• **Task details**: Only the lines from the one containing "Output the text content of this document." through the end of the records should be retyped, exactly and including both ends; pictures stay out.

## Start

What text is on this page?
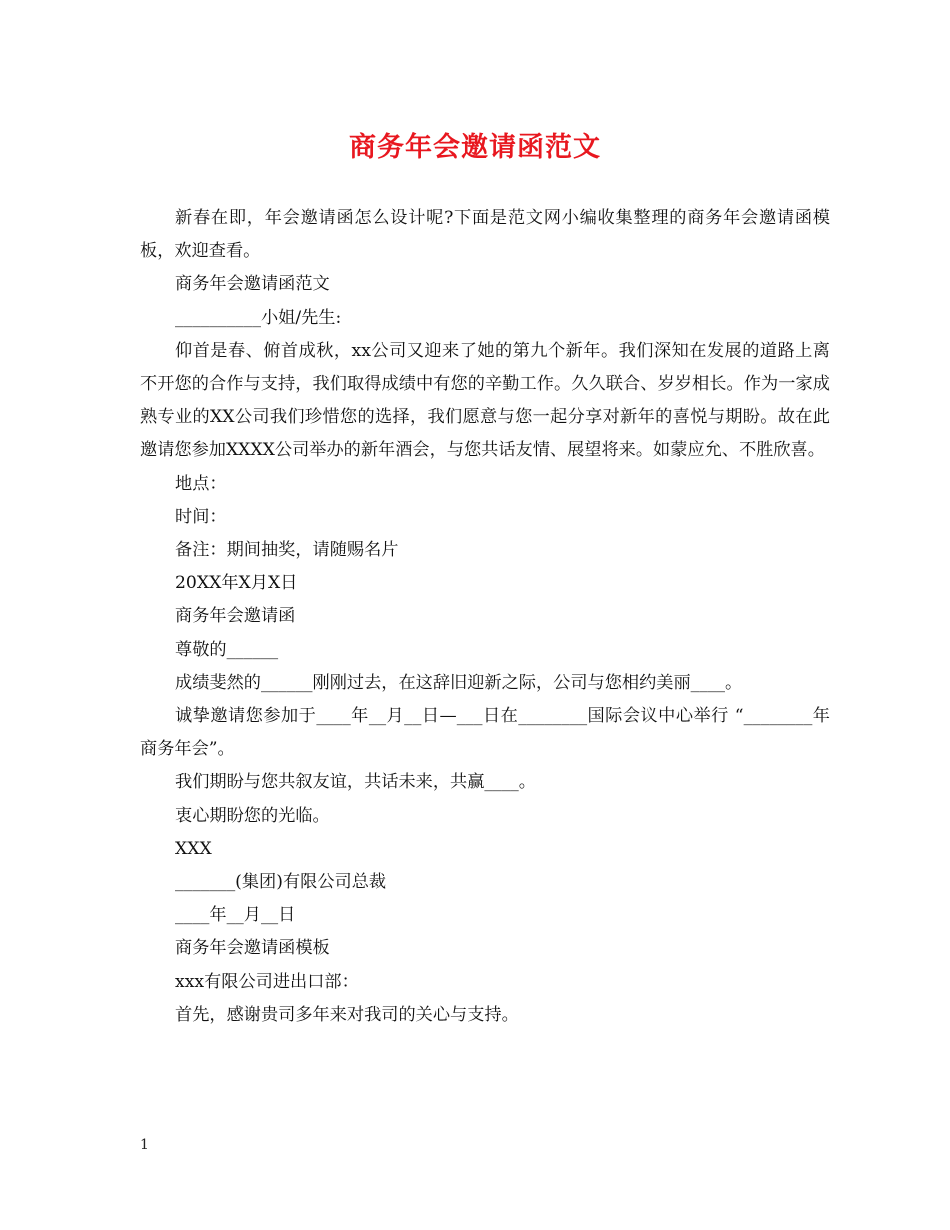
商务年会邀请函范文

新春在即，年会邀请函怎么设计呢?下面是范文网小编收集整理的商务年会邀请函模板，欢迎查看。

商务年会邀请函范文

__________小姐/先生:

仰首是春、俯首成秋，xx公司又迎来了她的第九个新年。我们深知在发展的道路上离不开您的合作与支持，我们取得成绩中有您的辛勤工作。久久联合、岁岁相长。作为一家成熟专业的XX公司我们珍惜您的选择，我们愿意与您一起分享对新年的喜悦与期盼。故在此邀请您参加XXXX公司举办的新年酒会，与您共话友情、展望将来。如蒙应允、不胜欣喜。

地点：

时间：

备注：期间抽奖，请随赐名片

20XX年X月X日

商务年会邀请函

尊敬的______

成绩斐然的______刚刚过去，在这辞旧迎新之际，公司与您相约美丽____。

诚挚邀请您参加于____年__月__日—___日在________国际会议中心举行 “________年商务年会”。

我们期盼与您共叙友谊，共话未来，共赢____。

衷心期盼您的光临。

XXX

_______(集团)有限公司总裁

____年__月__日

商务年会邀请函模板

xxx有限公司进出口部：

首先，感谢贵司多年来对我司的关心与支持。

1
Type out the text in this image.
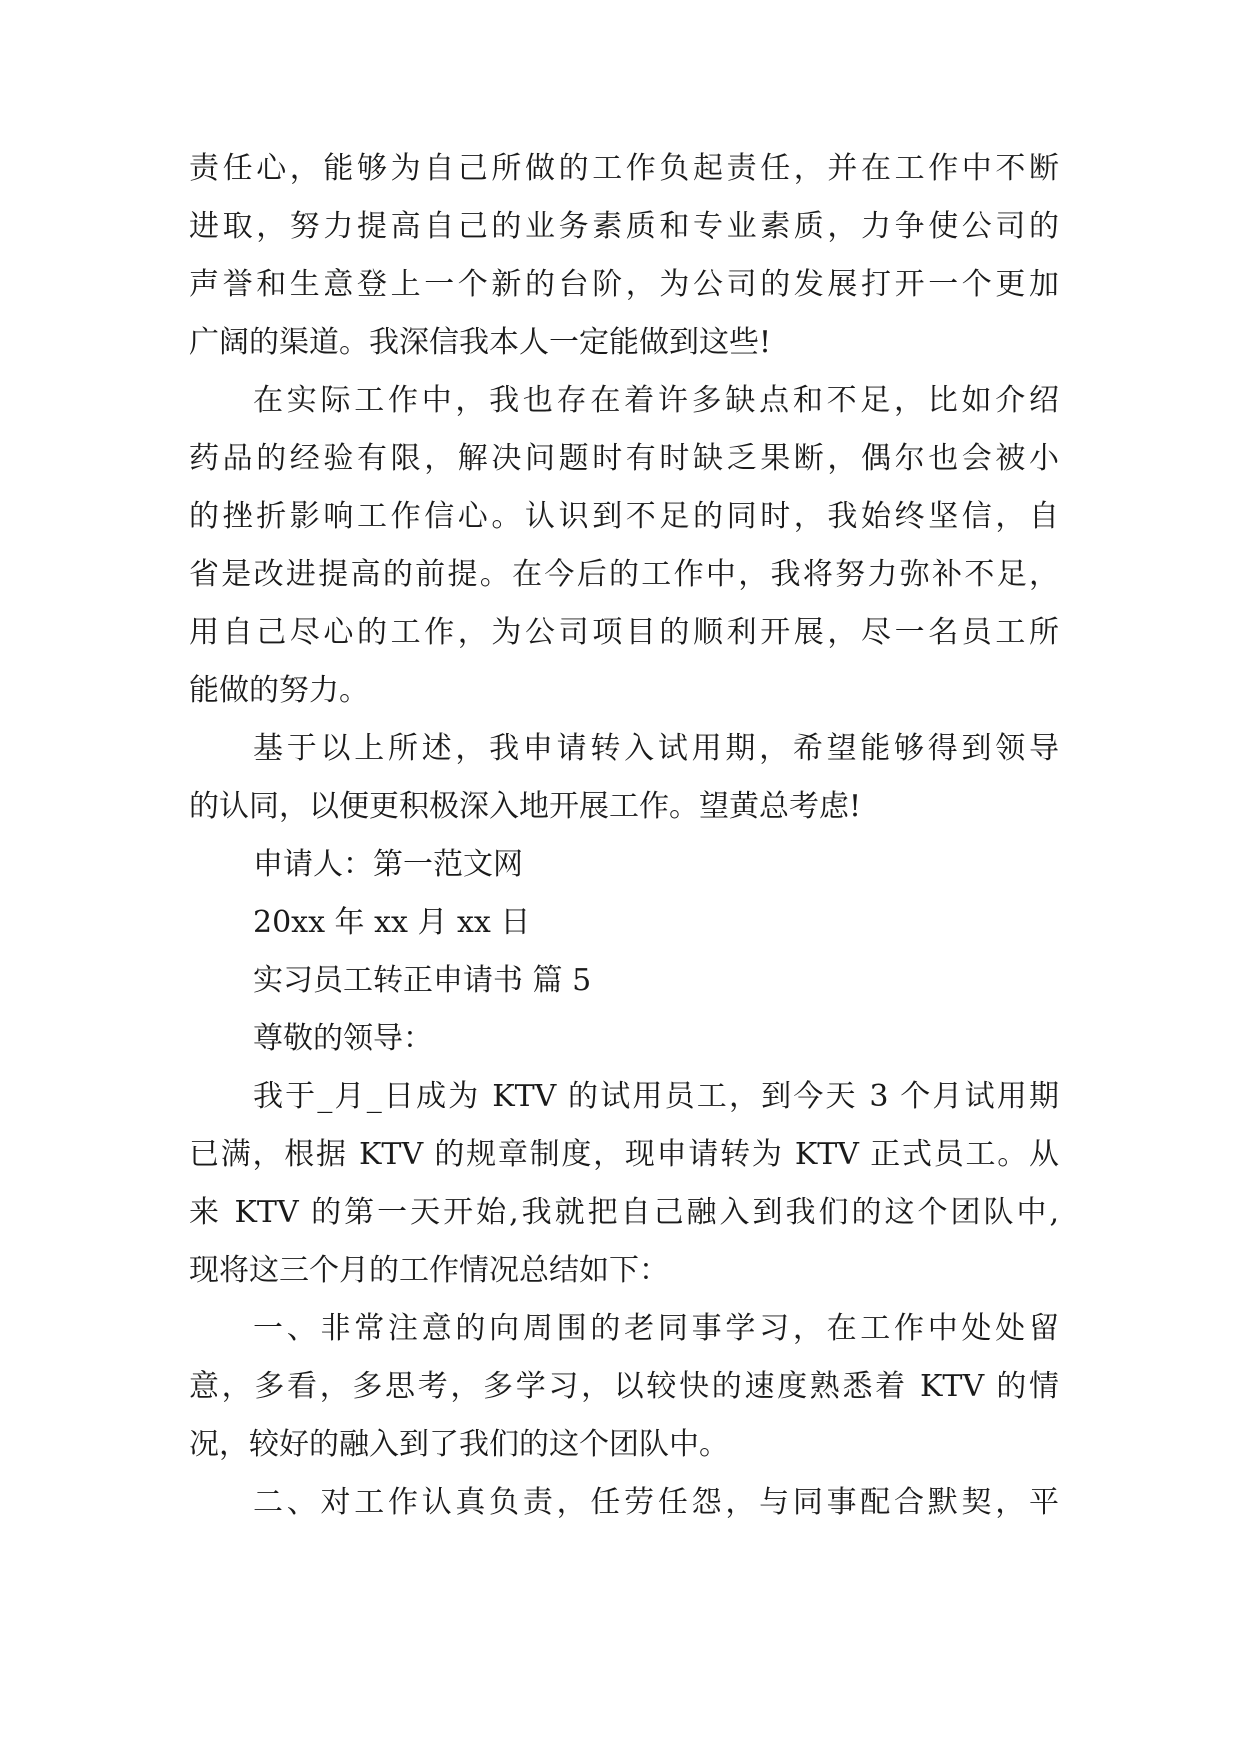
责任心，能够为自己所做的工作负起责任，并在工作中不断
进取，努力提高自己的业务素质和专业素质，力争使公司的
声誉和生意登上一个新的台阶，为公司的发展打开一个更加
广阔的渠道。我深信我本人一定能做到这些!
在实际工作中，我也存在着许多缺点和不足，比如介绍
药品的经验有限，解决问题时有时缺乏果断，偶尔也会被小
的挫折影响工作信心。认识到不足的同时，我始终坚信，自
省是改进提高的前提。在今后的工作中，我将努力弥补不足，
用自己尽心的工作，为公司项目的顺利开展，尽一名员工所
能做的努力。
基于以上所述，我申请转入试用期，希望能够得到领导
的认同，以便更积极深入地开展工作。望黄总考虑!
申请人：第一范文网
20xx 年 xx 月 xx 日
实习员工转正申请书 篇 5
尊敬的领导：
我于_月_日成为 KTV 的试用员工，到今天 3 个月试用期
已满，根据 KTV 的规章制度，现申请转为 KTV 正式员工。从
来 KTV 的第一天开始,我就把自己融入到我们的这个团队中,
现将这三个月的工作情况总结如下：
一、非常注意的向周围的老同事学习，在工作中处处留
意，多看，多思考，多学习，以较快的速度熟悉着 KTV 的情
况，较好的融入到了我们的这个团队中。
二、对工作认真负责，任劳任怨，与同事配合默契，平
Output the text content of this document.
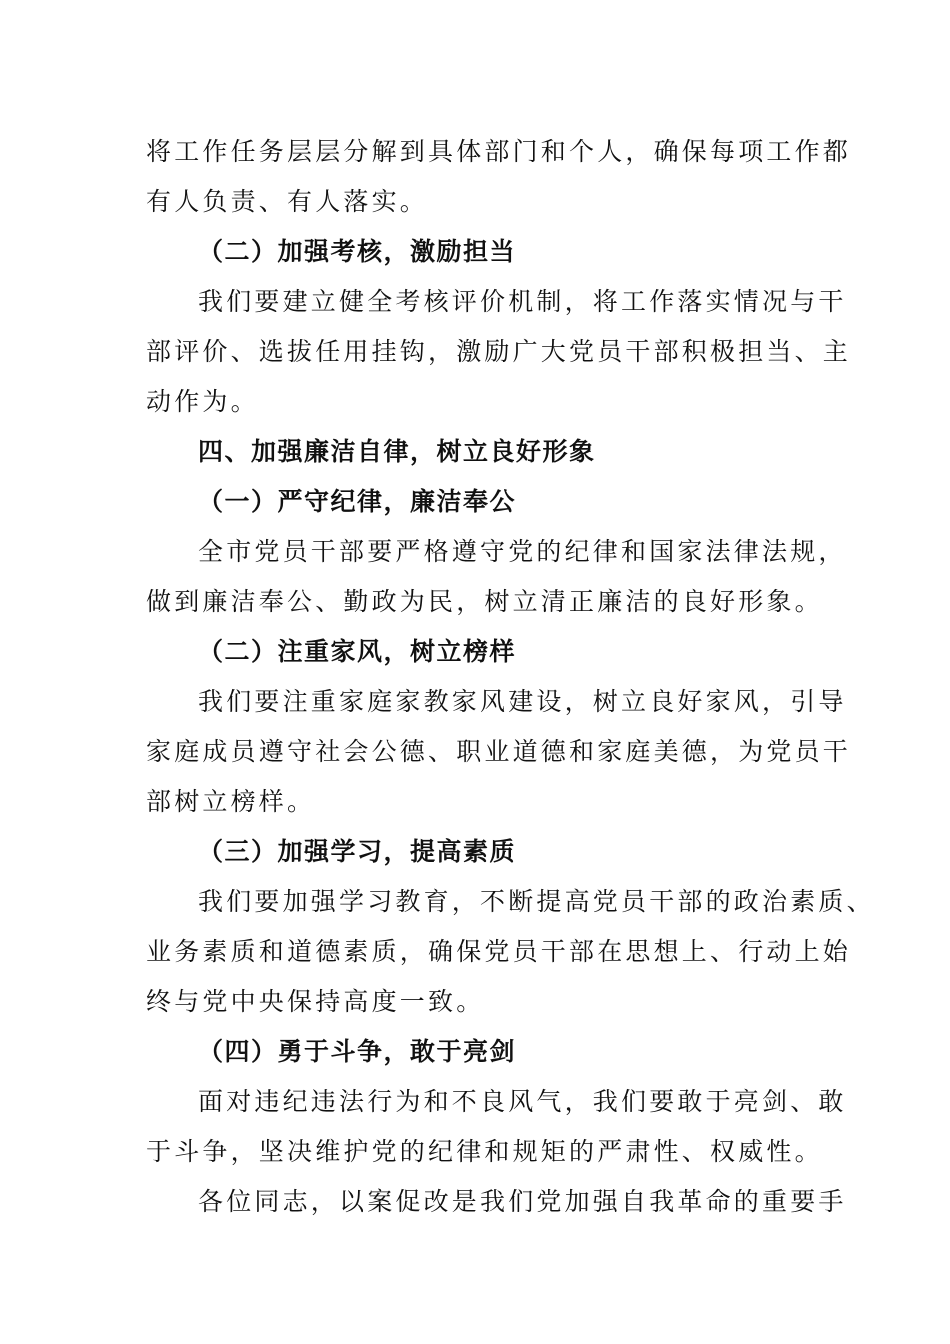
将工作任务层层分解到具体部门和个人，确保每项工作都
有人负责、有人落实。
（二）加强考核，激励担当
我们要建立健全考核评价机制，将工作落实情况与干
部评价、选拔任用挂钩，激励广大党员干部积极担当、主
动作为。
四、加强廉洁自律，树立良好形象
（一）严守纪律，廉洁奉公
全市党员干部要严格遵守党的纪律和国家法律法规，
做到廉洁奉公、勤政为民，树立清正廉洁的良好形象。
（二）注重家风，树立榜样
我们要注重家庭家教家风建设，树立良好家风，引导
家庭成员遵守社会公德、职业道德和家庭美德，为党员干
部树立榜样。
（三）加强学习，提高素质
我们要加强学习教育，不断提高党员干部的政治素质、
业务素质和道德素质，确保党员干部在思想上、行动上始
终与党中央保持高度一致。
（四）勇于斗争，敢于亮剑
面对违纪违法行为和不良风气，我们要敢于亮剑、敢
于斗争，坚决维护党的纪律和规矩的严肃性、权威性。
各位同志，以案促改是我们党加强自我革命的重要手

## End

• **Exercise response**:
Output the text content of this document.
将工作任务层层分解到具体部门和个人，确保每项工作都
有人负责、有人落实。
（二）加强考核，激励担当
我们要建立健全考核评价机制，将工作落实情况与干
部评价、选拔任用挂钩，激励广大党员干部积极担当、主
动作为。
四、加强廉洁自律，树立良好形象
（一）严守纪律，廉洁奉公
全市党员干部要严格遵守党的纪律和国家法律法规，
做到廉洁奉公、勤政为民，树立清正廉洁的良好形象。
（二）注重家风，树立榜样
我们要注重家庭家教家风建设，树立良好家风，引导
家庭成员遵守社会公德、职业道德和家庭美德，为党员干
部树立榜样。
（三）加强学习，提高素质
我们要加强学习教育，不断提高党员干部的政治素质、
业务素质和道德素质，确保党员干部在思想上、行动上始
终与党中央保持高度一致。
（四）勇于斗争，敢于亮剑
面对违纪违法行为和不良风气，我们要敢于亮剑、敢
于斗争，坚决维护党的纪律和规矩的严肃性、权威性。
各位同志，以案促改是我们党加强自我革命的重要手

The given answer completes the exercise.